# Extracted entries:
----------

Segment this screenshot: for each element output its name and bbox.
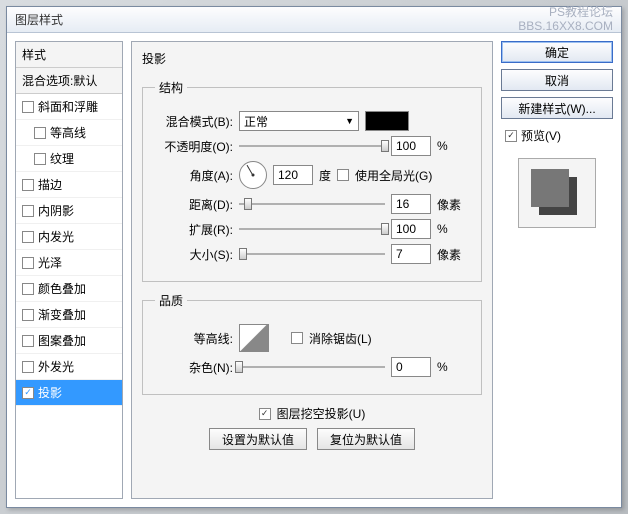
chevron-down-icon: ▼ [345,116,354,126]
contour-picker[interactable] [239,324,269,352]
panel-title: 投影 [142,48,482,73]
style-item-10[interactable]: 外发光 [16,354,122,380]
contour-label: 等高线: [155,330,233,347]
quality-group: 品质 等高线: 消除锯齿(L) 杂色(N): 0 % [142,292,482,395]
style-item-label: 外发光 [38,358,74,375]
style-item-label: 颜色叠加 [38,280,86,297]
quality-legend: 品质 [155,292,187,309]
size-input[interactable]: 7 [391,244,431,264]
style-item-label: 内阴影 [38,202,74,219]
noise-input[interactable]: 0 [391,357,431,377]
style-checkbox[interactable] [22,335,34,347]
style-checkbox[interactable] [22,179,34,191]
knockout-label: 图层挖空投影(U) [277,405,366,422]
style-checkbox[interactable] [22,101,34,113]
style-item-8[interactable]: 渐变叠加 [16,302,122,328]
preview-thumbnail [518,158,596,228]
watermark: PS教程论坛 BBS.16XX8.COM [518,6,613,32]
styles-header: 样式 [16,42,122,68]
distance-input[interactable]: 16 [391,194,431,214]
antialias-label: 消除锯齿(L) [309,330,372,347]
style-checkbox[interactable] [34,153,46,165]
knockout-checkbox[interactable]: ✓ [259,408,271,420]
shadow-color-swatch[interactable] [365,111,409,131]
style-item-label: 图案叠加 [38,332,86,349]
style-checkbox[interactable] [22,283,34,295]
angle-dial[interactable] [239,161,267,189]
distance-slider[interactable] [239,195,385,213]
structure-group: 结构 混合模式(B): 正常 ▼ 不透明度(O): 100 % 角度 [142,79,482,282]
style-checkbox[interactable] [22,257,34,269]
noise-slider[interactable] [239,358,385,376]
spread-input[interactable]: 100 [391,219,431,239]
opacity-input[interactable]: 100 [391,136,431,156]
style-item-11[interactable]: ✓ 投影 [16,380,122,406]
layer-style-dialog: 图层样式 PS教程论坛 BBS.16XX8.COM 样式 混合选项:默认 斜面和… [6,6,622,508]
style-item-3[interactable]: 描边 [16,172,122,198]
angle-label: 角度(A): [155,167,233,184]
style-checkbox[interactable] [22,309,34,321]
ok-button[interactable]: 确定 [501,41,613,63]
structure-legend: 结构 [155,79,187,96]
size-slider[interactable] [239,245,385,263]
titlebar: 图层样式 PS教程论坛 BBS.16XX8.COM [7,7,621,33]
style-item-4[interactable]: 内阴影 [16,198,122,224]
distance-label: 距离(D): [155,196,233,213]
style-item-label: 描边 [38,176,62,193]
style-item-5[interactable]: 内发光 [16,224,122,250]
style-item-label: 渐变叠加 [38,306,86,323]
style-item-label: 纹理 [50,150,74,167]
effect-panel: 投影 结构 混合模式(B): 正常 ▼ 不透明度(O): 100 % [131,41,493,499]
style-item-6[interactable]: 光泽 [16,250,122,276]
spread-label: 扩展(R): [155,221,233,238]
style-item-label: 斜面和浮雕 [38,98,98,115]
angle-input[interactable]: 120 [273,165,313,185]
style-item-7[interactable]: 颜色叠加 [16,276,122,302]
style-item-label: 内发光 [38,228,74,245]
spread-slider[interactable] [239,220,385,238]
global-light-label: 使用全局光(G) [355,167,432,184]
blending-options-default[interactable]: 混合选项:默认 [16,68,122,94]
style-item-0[interactable]: 斜面和浮雕 [16,94,122,120]
style-checkbox[interactable] [22,231,34,243]
opacity-slider[interactable] [239,137,385,155]
style-checkbox[interactable]: ✓ [22,387,34,399]
preview-checkbox[interactable]: ✓ [505,130,517,142]
style-item-9[interactable]: 图案叠加 [16,328,122,354]
window-title: 图层样式 [15,11,63,28]
make-default-button[interactable]: 设置为默认值 [209,428,307,450]
style-item-label: 光泽 [38,254,62,271]
style-item-label: 等高线 [50,124,86,141]
style-item-label: 投影 [38,384,62,401]
noise-label: 杂色(N): [155,359,233,376]
styles-list: 样式 混合选项:默认 斜面和浮雕等高线纹理描边内阴影内发光光泽颜色叠加渐变叠加图… [15,41,123,499]
new-style-button[interactable]: 新建样式(W)... [501,97,613,119]
blend-mode-combo[interactable]: 正常 ▼ [239,111,359,131]
global-light-checkbox[interactable] [337,169,349,181]
style-checkbox[interactable] [34,127,46,139]
style-checkbox[interactable] [22,205,34,217]
size-label: 大小(S): [155,246,233,263]
dialog-buttons: 确定 取消 新建样式(W)... ✓ 预览(V) [501,41,613,499]
cancel-button[interactable]: 取消 [501,69,613,91]
preview-label: 预览(V) [521,127,561,144]
blend-mode-label: 混合模式(B): [155,113,233,130]
style-item-2[interactable]: 纹理 [16,146,122,172]
opacity-label: 不透明度(O): [155,138,233,155]
antialias-checkbox[interactable] [291,332,303,344]
style-checkbox[interactable] [22,361,34,373]
reset-default-button[interactable]: 复位为默认值 [317,428,415,450]
style-item-1[interactable]: 等高线 [16,120,122,146]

----------

# Written instruction:
Transcribe all of the rows above exactly, line for line, and leave the pictures out of your answer.

# Result of this exercise:
Segment this screenshot: for each element output its name and bbox.
chevron-down-icon: ▼ [345,116,354,126]
contour-picker[interactable] [239,324,269,352]
panel-title: 投影 [142,48,482,73]
style-item-10[interactable]: 外发光 [16,354,122,380]
contour-label: 等高线: [155,330,233,347]
quality-group: 品质 等高线: 消除锯齿(L) 杂色(N): 0 % [142,292,482,395]
style-item-label: 外发光 [38,358,74,375]
style-item-label: 颜色叠加 [38,280,86,297]
quality-legend: 品质 [155,292,187,309]
size-input[interactable]: 7 [391,244,431,264]
style-item-label: 内阴影 [38,202,74,219]
noise-input[interactable]: 0 [391,357,431,377]
style-checkbox[interactable] [22,335,34,347]
style-checkbox[interactable] [22,179,34,191]
knockout-label: 图层挖空投影(U) [277,405,366,422]
style-checkbox[interactable] [22,101,34,113]
style-item-8[interactable]: 渐变叠加 [16,302,122,328]
preview-thumbnail [518,158,596,228]
watermark: PS教程论坛 BBS.16XX8.COM [518,6,613,32]
styles-header: 样式 [16,42,122,68]
distance-input[interactable]: 16 [391,194,431,214]
antialias-label: 消除锯齿(L) [309,330,372,347]
style-checkbox[interactable] [34,153,46,165]
knockout-checkbox[interactable]: ✓ [259,408,271,420]
shadow-color-swatch[interactable] [365,111,409,131]
style-item-label: 图案叠加 [38,332,86,349]
style-checkbox[interactable] [22,283,34,295]
angle-dial[interactable] [239,161,267,189]
distance-slider[interactable] [239,195,385,213]
structure-group: 结构 混合模式(B): 正常 ▼ 不透明度(O): 100 % 角度 [142,79,482,282]
style-checkbox[interactable] [22,257,34,269]
noise-slider[interactable] [239,358,385,376]
spread-input[interactable]: 100 [391,219,431,239]
opacity-input[interactable]: 100 [391,136,431,156]
style-item-11[interactable]: ✓ 投影 [16,380,122,406]
layer-style-dialog: 图层样式 PS教程论坛 BBS.16XX8.COM 样式 混合选项:默认 斜面和… [6,6,622,508]
style-item-3[interactable]: 描边 [16,172,122,198]
angle-label: 角度(A): [155,167,233,184]
style-checkbox[interactable] [22,309,34,321]
ok-button[interactable]: 确定 [501,41,613,63]
structure-legend: 结构 [155,79,187,96]
size-slider[interactable] [239,245,385,263]
titlebar: 图层样式 PS教程论坛 BBS.16XX8.COM [7,7,621,33]
style-item-4[interactable]: 内阴影 [16,198,122,224]
distance-label: 距离(D): [155,196,233,213]
style-item-label: 描边 [38,176,62,193]
style-item-5[interactable]: 内发光 [16,224,122,250]
style-item-label: 渐变叠加 [38,306,86,323]
style-item-label: 纹理 [50,150,74,167]
effect-panel: 投影 结构 混合模式(B): 正常 ▼ 不透明度(O): 100 % [131,41,493,499]
style-item-6[interactable]: 光泽 [16,250,122,276]
spread-label: 扩展(R): [155,221,233,238]
style-item-label: 斜面和浮雕 [38,98,98,115]
angle-input[interactable]: 120 [273,165,313,185]
style-item-7[interactable]: 颜色叠加 [16,276,122,302]
style-item-label: 内发光 [38,228,74,245]
spread-slider[interactable] [239,220,385,238]
global-light-label: 使用全局光(G) [355,167,432,184]
blending-options-default[interactable]: 混合选项:默认 [16,68,122,94]
style-item-0[interactable]: 斜面和浮雕 [16,94,122,120]
style-checkbox[interactable] [22,231,34,243]
opacity-slider[interactable] [239,137,385,155]
style-checkbox[interactable]: ✓ [22,387,34,399]
preview-checkbox[interactable]: ✓ [505,130,517,142]
style-item-9[interactable]: 图案叠加 [16,328,122,354]
window-title: 图层样式 [15,11,63,28]
make-default-button[interactable]: 设置为默认值 [209,428,307,450]
style-item-label: 光泽 [38,254,62,271]
style-item-label: 等高线 [50,124,86,141]
style-item-label: 投影 [38,384,62,401]
noise-label: 杂色(N): [155,359,233,376]
styles-list: 样式 混合选项:默认 斜面和浮雕等高线纹理描边内阴影内发光光泽颜色叠加渐变叠加图… [15,41,123,499]
new-style-button[interactable]: 新建样式(W)... [501,97,613,119]
blend-mode-combo[interactable]: 正常 ▼ [239,111,359,131]
global-light-checkbox[interactable] [337,169,349,181]
style-checkbox[interactable] [34,127,46,139]
style-checkbox[interactable] [22,205,34,217]
size-label: 大小(S): [155,246,233,263]
dialog-buttons: 确定 取消 新建样式(W)... ✓ 预览(V) [501,41,613,499]
cancel-button[interactable]: 取消 [501,69,613,91]
preview-label: 预览(V) [521,127,561,144]
blend-mode-label: 混合模式(B): [155,113,233,130]
style-item-2[interactable]: 纹理 [16,146,122,172]
opacity-label: 不透明度(O): [155,138,233,155]
antialias-checkbox[interactable] [291,332,303,344]
style-checkbox[interactable] [22,361,34,373]
reset-default-button[interactable]: 复位为默认值 [317,428,415,450]
style-item-1[interactable]: 等高线 [16,120,122,146]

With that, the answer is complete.